Short exercise
Every line that contains "strip" counts once; give the total number of such lines, with no other words.

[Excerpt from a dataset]
(begin)

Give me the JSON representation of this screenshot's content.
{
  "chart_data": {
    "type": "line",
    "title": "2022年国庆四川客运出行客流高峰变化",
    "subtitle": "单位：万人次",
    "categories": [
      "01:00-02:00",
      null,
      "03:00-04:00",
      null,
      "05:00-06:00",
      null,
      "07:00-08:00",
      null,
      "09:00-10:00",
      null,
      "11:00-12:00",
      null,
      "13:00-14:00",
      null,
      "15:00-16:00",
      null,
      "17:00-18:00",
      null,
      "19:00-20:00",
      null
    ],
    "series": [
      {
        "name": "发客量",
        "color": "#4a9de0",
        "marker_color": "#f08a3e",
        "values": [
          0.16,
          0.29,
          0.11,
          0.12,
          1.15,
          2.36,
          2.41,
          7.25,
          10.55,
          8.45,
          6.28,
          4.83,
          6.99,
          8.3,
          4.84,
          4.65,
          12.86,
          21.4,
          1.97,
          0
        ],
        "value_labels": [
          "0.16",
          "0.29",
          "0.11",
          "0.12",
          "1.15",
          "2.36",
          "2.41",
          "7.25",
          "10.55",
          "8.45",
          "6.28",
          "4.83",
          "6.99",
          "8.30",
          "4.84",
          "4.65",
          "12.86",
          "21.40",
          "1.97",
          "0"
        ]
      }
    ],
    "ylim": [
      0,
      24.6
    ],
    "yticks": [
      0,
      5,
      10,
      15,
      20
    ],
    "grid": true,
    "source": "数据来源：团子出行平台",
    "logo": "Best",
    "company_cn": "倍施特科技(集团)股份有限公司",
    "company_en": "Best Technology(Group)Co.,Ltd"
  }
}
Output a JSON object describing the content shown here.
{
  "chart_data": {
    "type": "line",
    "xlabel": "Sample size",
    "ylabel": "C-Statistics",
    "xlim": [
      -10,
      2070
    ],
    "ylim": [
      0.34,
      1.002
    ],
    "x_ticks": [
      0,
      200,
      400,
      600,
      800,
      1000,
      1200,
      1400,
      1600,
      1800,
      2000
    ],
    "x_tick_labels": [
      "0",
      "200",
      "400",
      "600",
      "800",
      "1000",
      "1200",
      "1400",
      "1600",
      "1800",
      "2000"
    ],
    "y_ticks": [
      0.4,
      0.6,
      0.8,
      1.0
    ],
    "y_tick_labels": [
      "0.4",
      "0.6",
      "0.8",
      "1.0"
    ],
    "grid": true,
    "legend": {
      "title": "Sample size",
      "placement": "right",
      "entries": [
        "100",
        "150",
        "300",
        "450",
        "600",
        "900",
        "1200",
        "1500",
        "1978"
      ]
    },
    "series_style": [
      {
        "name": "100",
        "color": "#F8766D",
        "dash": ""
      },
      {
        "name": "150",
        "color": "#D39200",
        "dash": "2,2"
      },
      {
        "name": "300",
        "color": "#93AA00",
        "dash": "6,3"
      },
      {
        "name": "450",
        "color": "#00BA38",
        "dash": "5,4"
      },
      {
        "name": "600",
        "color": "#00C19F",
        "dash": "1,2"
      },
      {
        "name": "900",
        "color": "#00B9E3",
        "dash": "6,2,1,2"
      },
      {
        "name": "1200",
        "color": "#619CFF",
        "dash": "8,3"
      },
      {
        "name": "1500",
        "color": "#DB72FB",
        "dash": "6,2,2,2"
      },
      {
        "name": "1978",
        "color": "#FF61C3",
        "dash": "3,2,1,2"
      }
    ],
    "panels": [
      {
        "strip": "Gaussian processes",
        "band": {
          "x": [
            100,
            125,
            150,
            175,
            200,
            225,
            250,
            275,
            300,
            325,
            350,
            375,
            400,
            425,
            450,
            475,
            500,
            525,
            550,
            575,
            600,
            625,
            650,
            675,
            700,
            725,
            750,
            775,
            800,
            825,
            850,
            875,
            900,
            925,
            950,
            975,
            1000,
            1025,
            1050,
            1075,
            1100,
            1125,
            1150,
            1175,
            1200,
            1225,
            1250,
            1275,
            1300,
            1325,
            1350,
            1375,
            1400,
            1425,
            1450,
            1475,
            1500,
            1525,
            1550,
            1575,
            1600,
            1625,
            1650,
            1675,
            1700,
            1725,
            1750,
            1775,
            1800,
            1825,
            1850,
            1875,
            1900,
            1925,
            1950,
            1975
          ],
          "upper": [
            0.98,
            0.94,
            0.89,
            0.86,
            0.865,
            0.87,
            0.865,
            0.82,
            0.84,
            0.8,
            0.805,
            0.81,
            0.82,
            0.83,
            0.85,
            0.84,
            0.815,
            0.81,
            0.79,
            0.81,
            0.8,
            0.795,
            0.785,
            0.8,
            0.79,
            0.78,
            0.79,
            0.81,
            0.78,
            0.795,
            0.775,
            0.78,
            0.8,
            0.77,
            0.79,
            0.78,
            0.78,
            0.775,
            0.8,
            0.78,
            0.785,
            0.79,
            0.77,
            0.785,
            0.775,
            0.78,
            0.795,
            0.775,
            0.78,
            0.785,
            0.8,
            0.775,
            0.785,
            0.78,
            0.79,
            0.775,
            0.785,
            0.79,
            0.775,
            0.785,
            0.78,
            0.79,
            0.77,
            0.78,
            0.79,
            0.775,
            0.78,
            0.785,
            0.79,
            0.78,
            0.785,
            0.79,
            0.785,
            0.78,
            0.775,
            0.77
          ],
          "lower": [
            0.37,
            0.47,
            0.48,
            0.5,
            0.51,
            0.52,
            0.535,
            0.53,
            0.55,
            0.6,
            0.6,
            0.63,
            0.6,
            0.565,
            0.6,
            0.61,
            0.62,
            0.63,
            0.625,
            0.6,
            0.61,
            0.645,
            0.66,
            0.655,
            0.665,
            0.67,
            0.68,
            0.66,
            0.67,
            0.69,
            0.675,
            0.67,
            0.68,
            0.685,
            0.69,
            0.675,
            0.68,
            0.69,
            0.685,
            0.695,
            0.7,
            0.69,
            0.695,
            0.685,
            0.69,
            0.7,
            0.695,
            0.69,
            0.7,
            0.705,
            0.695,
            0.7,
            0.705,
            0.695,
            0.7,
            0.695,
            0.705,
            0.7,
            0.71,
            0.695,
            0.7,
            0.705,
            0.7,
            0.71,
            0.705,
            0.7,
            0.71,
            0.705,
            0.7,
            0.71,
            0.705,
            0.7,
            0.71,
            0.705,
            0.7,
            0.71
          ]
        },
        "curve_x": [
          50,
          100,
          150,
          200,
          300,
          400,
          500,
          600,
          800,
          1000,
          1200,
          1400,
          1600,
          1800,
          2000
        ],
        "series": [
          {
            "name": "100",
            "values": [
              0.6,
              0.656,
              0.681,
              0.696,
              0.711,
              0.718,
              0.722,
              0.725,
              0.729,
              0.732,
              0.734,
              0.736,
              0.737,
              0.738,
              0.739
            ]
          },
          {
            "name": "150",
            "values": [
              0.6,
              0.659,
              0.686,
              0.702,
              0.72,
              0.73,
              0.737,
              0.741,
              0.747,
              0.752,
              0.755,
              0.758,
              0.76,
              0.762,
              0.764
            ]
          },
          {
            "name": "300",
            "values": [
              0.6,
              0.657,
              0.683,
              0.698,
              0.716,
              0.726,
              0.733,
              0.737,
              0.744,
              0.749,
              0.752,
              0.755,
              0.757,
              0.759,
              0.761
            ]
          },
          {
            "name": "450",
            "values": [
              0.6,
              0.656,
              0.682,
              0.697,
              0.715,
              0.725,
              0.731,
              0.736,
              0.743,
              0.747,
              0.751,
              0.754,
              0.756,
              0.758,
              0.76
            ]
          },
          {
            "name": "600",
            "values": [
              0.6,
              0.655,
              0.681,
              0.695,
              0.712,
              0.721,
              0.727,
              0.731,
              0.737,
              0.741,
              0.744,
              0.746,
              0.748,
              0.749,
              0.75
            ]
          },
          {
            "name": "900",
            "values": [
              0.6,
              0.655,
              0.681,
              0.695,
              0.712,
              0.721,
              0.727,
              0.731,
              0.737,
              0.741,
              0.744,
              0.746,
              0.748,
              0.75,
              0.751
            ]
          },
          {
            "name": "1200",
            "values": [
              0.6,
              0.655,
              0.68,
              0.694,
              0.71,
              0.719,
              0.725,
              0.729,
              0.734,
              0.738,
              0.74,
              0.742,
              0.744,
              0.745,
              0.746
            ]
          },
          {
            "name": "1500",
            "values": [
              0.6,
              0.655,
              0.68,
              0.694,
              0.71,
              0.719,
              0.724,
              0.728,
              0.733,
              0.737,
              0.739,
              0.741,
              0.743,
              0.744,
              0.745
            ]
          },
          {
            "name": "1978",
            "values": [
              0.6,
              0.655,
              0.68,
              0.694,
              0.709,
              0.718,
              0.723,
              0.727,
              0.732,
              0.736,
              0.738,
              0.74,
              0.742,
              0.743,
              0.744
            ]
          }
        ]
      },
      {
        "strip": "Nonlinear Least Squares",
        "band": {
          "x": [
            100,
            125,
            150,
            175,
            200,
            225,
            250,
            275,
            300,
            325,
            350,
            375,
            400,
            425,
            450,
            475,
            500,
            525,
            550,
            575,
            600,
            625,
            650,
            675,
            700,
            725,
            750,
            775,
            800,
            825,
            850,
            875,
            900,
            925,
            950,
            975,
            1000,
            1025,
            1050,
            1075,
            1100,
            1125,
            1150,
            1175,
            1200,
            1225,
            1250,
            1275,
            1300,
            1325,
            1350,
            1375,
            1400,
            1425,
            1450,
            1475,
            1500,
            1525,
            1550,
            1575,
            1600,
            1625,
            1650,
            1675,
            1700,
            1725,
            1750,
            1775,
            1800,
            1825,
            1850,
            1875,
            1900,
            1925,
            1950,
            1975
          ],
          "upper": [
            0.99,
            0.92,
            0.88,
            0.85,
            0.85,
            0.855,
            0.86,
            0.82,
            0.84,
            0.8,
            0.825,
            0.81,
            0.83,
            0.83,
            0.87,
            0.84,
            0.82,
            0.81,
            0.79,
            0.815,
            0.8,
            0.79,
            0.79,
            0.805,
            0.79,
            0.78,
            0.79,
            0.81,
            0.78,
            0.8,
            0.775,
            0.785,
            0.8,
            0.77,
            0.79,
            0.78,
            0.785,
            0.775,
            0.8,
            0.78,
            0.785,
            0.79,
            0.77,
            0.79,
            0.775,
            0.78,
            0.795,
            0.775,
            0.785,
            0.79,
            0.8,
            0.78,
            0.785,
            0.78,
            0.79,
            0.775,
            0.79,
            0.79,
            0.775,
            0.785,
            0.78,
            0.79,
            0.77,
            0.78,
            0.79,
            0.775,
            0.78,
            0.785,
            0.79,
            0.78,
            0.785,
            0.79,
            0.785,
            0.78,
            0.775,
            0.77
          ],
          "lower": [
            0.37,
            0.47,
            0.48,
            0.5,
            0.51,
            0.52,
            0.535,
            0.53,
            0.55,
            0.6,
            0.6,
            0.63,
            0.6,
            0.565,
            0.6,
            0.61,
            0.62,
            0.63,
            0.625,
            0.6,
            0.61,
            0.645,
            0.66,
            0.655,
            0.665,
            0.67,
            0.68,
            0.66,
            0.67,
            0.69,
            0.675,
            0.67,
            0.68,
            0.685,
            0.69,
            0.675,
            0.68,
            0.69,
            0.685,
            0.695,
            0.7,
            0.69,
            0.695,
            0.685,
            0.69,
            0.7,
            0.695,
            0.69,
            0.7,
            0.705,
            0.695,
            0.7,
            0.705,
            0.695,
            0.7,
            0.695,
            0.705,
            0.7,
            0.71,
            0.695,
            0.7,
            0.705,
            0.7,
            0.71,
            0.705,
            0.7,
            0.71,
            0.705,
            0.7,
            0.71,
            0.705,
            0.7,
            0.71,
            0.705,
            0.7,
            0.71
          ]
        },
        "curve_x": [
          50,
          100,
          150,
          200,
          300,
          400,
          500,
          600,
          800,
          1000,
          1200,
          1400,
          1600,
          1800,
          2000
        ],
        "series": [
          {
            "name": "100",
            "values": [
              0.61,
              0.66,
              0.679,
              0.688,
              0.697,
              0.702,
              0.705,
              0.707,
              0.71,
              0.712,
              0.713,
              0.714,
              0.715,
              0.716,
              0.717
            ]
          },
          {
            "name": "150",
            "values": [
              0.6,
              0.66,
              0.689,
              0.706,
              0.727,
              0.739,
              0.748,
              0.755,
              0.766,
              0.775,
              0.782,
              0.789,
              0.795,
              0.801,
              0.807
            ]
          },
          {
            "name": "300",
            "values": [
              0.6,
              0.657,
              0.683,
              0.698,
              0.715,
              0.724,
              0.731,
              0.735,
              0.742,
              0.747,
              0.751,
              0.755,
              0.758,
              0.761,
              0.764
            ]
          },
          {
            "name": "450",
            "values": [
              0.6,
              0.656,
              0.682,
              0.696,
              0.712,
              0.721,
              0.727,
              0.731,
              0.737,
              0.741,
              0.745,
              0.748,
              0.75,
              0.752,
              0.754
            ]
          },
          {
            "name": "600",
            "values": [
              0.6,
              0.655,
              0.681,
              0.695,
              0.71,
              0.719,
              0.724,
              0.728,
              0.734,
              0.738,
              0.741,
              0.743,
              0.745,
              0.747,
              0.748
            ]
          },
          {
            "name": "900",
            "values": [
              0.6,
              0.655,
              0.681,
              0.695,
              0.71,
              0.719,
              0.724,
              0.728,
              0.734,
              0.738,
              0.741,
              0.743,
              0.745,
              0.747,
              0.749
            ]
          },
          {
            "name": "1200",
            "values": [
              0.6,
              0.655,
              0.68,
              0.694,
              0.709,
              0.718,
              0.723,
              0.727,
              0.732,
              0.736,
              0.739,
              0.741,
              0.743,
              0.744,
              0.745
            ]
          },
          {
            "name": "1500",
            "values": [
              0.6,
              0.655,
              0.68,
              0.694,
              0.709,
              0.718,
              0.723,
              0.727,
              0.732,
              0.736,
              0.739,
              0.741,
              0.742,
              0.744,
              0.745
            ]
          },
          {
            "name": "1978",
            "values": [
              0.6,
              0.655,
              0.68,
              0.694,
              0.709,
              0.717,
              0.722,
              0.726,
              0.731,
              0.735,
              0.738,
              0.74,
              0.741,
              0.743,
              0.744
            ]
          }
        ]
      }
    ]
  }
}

(end)

Reply to the task
2